#### [Set task]
Set the listing down unchanged, minus every embedded image.

#### [Items]

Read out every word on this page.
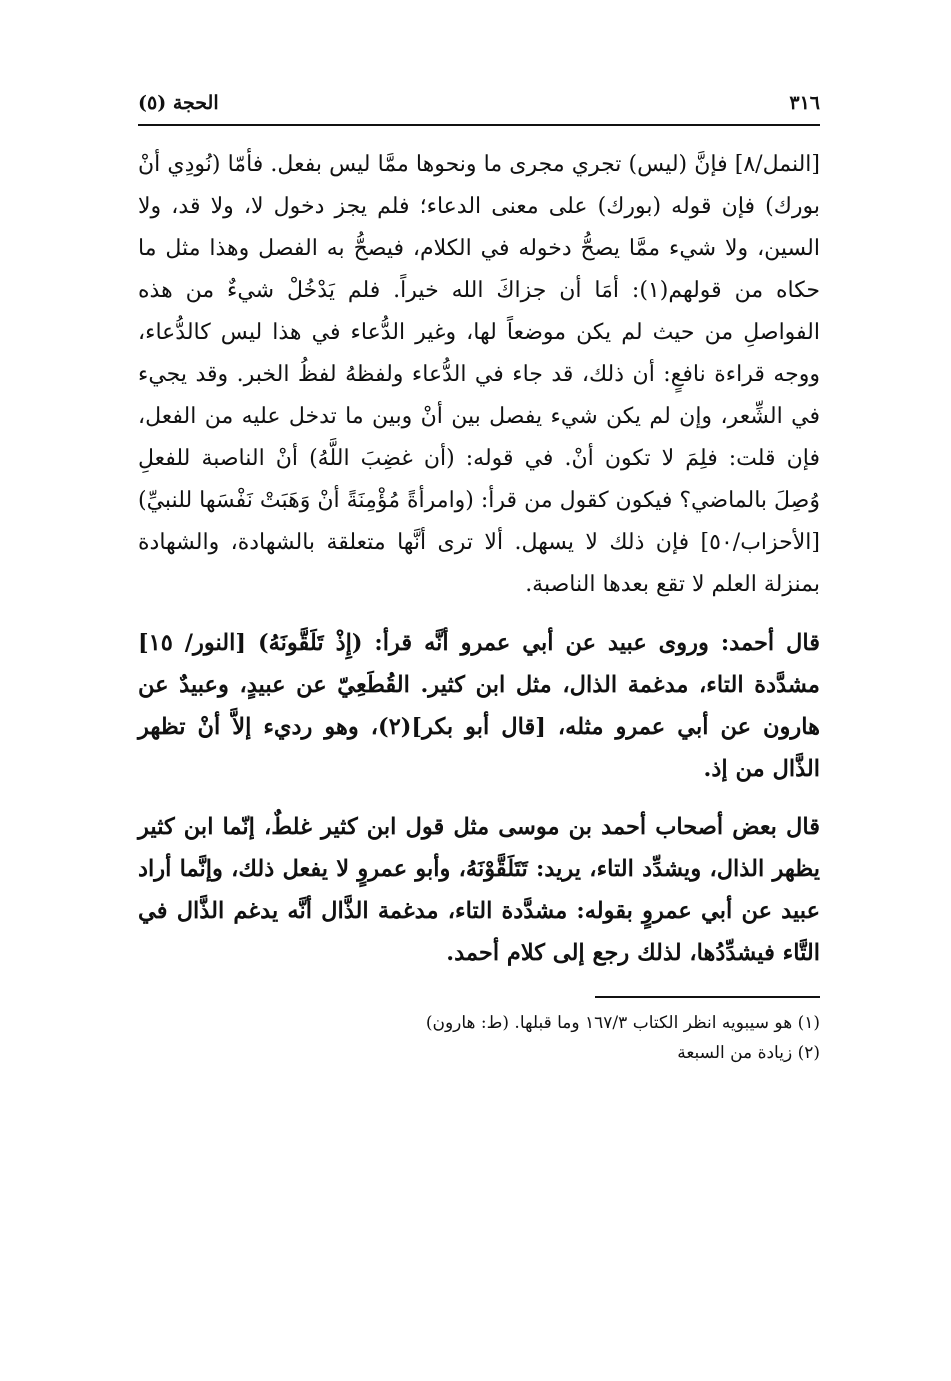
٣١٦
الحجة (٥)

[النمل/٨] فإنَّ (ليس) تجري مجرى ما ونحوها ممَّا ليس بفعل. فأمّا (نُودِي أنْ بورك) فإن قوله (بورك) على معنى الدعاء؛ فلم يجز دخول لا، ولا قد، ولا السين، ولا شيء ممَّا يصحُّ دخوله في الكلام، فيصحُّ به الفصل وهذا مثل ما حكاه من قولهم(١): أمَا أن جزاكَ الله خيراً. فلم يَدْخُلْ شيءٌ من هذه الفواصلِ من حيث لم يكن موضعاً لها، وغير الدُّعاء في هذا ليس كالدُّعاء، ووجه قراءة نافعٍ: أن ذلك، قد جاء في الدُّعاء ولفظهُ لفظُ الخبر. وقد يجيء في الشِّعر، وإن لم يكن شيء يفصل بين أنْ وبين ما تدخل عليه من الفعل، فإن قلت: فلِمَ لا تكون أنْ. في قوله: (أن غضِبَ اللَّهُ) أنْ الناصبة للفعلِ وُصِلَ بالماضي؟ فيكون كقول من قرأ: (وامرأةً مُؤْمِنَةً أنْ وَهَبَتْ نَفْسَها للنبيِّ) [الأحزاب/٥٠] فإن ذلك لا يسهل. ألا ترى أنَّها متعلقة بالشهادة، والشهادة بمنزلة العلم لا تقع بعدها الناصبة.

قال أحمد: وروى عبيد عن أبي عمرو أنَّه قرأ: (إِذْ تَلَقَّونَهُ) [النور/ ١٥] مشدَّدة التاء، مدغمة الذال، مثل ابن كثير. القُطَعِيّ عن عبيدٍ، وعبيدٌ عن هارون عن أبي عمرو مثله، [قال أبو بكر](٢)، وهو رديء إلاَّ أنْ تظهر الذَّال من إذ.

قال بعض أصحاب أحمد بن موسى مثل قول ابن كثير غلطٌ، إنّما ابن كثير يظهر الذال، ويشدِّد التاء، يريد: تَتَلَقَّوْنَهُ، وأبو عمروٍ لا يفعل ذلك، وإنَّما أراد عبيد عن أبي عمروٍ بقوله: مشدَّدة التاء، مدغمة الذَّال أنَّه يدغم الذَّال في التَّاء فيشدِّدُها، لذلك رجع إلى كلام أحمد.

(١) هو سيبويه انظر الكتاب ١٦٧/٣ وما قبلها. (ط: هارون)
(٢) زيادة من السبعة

#### [The result]
Read out every word on this page.
٣١٦
الحجة (٥)

[النمل/٨] فإنَّ (ليس) تجري مجرى ما ونحوها ممَّا ليس بفعل. فأمّا (نُودِي أنْ بورك) فإن قوله (بورك) على معنى الدعاء؛ فلم يجز دخول لا، ولا قد، ولا السين، ولا شيء ممَّا يصحُّ دخوله في الكلام، فيصحُّ به الفصل وهذا مثل ما حكاه من قولهم(١): أمَا أن جزاكَ الله خيراً. فلم يَدْخُلْ شيءٌ من هذه الفواصلِ من حيث لم يكن موضعاً لها، وغير الدُّعاء في هذا ليس كالدُّعاء، ووجه قراءة نافعٍ: أن ذلك، قد جاء في الدُّعاء ولفظهُ لفظُ الخبر. وقد يجيء في الشِّعر، وإن لم يكن شيء يفصل بين أنْ وبين ما تدخل عليه من الفعل، فإن قلت: فلِمَ لا تكون أنْ. في قوله: (أن غضِبَ اللَّهُ) أنْ الناصبة للفعلِ وُصِلَ بالماضي؟ فيكون كقول من قرأ: (وامرأةً مُؤْمِنَةً أنْ وَهَبَتْ نَفْسَها للنبيِّ) [الأحزاب/٥٠] فإن ذلك لا يسهل. ألا ترى أنَّها متعلقة بالشهادة، والشهادة بمنزلة العلم لا تقع بعدها الناصبة.

قال أحمد: وروى عبيد عن أبي عمرو أنَّه قرأ: (إِذْ تَلَقَّونَهُ) [النور/ ١٥] مشدَّدة التاء، مدغمة الذال، مثل ابن كثير. القُطَعِيّ عن عبيدٍ، وعبيدٌ عن هارون عن أبي عمرو مثله، [قال أبو بكر](٢)، وهو رديء إلاَّ أنْ تظهر الذَّال من إذ.

قال بعض أصحاب أحمد بن موسى مثل قول ابن كثير غلطٌ، إنّما ابن كثير يظهر الذال، ويشدِّد التاء، يريد: تَتَلَقَّوْنَهُ، وأبو عمروٍ لا يفعل ذلك، وإنَّما أراد عبيد عن أبي عمروٍ بقوله: مشدَّدة التاء، مدغمة الذَّال أنَّه يدغم الذَّال في التَّاء فيشدِّدُها، لذلك رجع إلى كلام أحمد.

(١) هو سيبويه انظر الكتاب ١٦٧/٣ وما قبلها. (ط: هارون)
(٢) زيادة من السبعة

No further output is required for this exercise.